» TASK STATEMENT
Transcribe the records word for word, from their first line through the line containing "- pm-label: PM: [909, 98, 1029, 122]", with that line included.

[Spatial layout entries]
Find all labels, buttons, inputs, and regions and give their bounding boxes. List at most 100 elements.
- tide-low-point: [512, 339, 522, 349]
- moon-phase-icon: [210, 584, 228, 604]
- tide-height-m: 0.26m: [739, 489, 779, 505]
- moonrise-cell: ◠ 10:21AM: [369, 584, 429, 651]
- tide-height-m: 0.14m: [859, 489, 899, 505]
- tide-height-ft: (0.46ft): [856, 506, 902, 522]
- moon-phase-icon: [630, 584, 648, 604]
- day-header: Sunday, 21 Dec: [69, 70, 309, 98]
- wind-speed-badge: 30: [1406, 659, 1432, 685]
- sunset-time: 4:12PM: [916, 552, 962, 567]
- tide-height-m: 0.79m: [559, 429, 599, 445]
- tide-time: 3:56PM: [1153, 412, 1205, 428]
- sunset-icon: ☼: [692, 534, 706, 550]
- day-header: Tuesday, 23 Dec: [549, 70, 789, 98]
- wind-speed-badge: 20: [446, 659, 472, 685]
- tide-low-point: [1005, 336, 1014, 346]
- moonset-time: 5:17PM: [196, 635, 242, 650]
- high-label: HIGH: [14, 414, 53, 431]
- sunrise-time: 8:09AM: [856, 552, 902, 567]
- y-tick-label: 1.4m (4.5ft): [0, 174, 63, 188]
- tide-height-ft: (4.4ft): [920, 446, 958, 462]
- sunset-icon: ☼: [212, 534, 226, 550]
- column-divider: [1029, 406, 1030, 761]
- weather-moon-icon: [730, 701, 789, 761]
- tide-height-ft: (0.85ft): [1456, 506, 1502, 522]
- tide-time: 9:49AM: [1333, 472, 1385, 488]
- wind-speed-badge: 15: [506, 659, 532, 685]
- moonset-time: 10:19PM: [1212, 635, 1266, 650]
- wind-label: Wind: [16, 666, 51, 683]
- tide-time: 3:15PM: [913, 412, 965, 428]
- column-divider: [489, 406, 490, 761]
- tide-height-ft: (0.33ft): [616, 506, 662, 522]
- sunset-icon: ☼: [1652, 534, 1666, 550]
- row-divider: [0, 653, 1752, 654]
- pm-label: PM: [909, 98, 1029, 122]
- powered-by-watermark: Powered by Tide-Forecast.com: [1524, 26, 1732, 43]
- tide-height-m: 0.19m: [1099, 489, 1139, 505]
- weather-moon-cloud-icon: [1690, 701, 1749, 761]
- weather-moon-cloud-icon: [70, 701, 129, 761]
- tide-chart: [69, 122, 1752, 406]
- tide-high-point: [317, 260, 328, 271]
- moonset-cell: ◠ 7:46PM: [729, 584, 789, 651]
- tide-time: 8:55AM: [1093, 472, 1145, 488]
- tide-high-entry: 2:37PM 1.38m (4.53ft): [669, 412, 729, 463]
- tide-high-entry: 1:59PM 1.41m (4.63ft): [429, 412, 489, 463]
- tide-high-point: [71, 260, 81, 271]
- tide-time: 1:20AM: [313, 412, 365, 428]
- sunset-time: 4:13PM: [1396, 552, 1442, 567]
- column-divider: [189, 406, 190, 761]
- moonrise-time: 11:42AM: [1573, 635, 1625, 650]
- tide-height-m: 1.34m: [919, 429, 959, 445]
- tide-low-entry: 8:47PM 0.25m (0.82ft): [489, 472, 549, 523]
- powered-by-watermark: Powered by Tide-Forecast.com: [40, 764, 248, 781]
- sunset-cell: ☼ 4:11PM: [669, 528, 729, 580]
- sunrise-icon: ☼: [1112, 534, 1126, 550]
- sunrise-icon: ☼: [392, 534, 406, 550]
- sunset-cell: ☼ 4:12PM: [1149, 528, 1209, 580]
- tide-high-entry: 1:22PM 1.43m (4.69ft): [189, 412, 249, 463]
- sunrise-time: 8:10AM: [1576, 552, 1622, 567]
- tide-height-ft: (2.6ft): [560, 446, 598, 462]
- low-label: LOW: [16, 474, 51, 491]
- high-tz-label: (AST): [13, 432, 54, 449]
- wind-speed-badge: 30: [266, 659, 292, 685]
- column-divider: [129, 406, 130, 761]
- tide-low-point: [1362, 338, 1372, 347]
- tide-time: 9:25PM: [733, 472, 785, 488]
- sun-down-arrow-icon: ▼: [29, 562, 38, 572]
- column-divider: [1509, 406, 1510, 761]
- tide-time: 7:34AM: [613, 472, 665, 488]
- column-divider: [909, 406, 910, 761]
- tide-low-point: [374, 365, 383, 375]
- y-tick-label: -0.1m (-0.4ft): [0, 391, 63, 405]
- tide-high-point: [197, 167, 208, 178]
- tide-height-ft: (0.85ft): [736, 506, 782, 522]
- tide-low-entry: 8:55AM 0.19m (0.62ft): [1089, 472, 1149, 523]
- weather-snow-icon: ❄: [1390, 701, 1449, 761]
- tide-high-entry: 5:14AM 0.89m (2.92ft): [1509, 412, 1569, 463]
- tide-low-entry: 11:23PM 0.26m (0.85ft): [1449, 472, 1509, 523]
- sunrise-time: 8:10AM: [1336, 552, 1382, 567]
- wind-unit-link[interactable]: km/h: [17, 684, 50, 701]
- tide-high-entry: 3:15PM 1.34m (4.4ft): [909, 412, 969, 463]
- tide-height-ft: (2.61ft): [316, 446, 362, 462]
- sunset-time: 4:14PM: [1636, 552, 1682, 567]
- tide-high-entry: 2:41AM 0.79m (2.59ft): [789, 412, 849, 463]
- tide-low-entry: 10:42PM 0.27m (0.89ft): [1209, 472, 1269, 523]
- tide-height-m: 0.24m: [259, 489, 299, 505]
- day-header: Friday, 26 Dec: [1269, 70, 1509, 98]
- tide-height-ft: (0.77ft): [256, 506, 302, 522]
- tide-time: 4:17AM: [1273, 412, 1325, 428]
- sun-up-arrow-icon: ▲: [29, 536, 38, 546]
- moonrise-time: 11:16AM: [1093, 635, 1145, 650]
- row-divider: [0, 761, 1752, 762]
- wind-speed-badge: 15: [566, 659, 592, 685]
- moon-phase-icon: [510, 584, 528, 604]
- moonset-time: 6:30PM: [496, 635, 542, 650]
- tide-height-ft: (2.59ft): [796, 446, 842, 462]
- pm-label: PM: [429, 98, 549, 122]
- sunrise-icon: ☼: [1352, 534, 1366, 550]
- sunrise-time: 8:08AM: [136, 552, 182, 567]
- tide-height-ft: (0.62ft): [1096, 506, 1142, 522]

» SOLVED EXERCISE
Find all labels, buttons, inputs, and regions and give their bounding boxes. List at most 100 elements.
- tide-low-point: [512, 339, 522, 349]
- moon-phase-icon: [210, 584, 228, 604]
- tide-height-m: 0.26m: [739, 489, 779, 505]
- moonrise-cell: ◠ 10:21AM: [369, 584, 429, 651]
- tide-height-m: 0.14m: [859, 489, 899, 505]
- tide-height-ft: (0.46ft): [856, 506, 902, 522]
- moon-phase-icon: [630, 584, 648, 604]
- day-header: Sunday, 21 Dec: [69, 70, 309, 98]
- wind-speed-badge: 30: [1406, 659, 1432, 685]
- sunset-time: 4:12PM: [916, 552, 962, 567]
- tide-height-m: 0.79m: [559, 429, 599, 445]
- tide-time: 3:56PM: [1153, 412, 1205, 428]
- sunset-icon: ☼: [692, 534, 706, 550]
- day-header: Tuesday, 23 Dec: [549, 70, 789, 98]
- wind-speed-badge: 20: [446, 659, 472, 685]
- tide-low-point: [1005, 336, 1014, 346]
- moonset-time: 5:17PM: [196, 635, 242, 650]
- high-label: HIGH: [14, 414, 53, 431]
- sunrise-time: 8:09AM: [856, 552, 902, 567]
- y-tick-label: 1.4m (4.5ft): [0, 174, 63, 188]
- tide-height-ft: (4.4ft): [920, 446, 958, 462]
- sunset-icon: ☼: [212, 534, 226, 550]
- column-divider: [1029, 406, 1030, 761]
- weather-moon-icon: [730, 701, 789, 761]
- tide-height-ft: (0.85ft): [1456, 506, 1502, 522]
- tide-time: 9:49AM: [1333, 472, 1385, 488]
- wind-speed-badge: 15: [506, 659, 532, 685]
- moonset-time: 10:19PM: [1212, 635, 1266, 650]
- wind-label: Wind: [16, 666, 51, 683]
- tide-time: 3:15PM: [913, 412, 965, 428]
- column-divider: [489, 406, 490, 761]
- tide-height-ft: (0.33ft): [616, 506, 662, 522]
- sunset-icon: ☼: [1652, 534, 1666, 550]
- row-divider: [0, 653, 1752, 654]
- pm-label: PM: [909, 98, 1029, 122]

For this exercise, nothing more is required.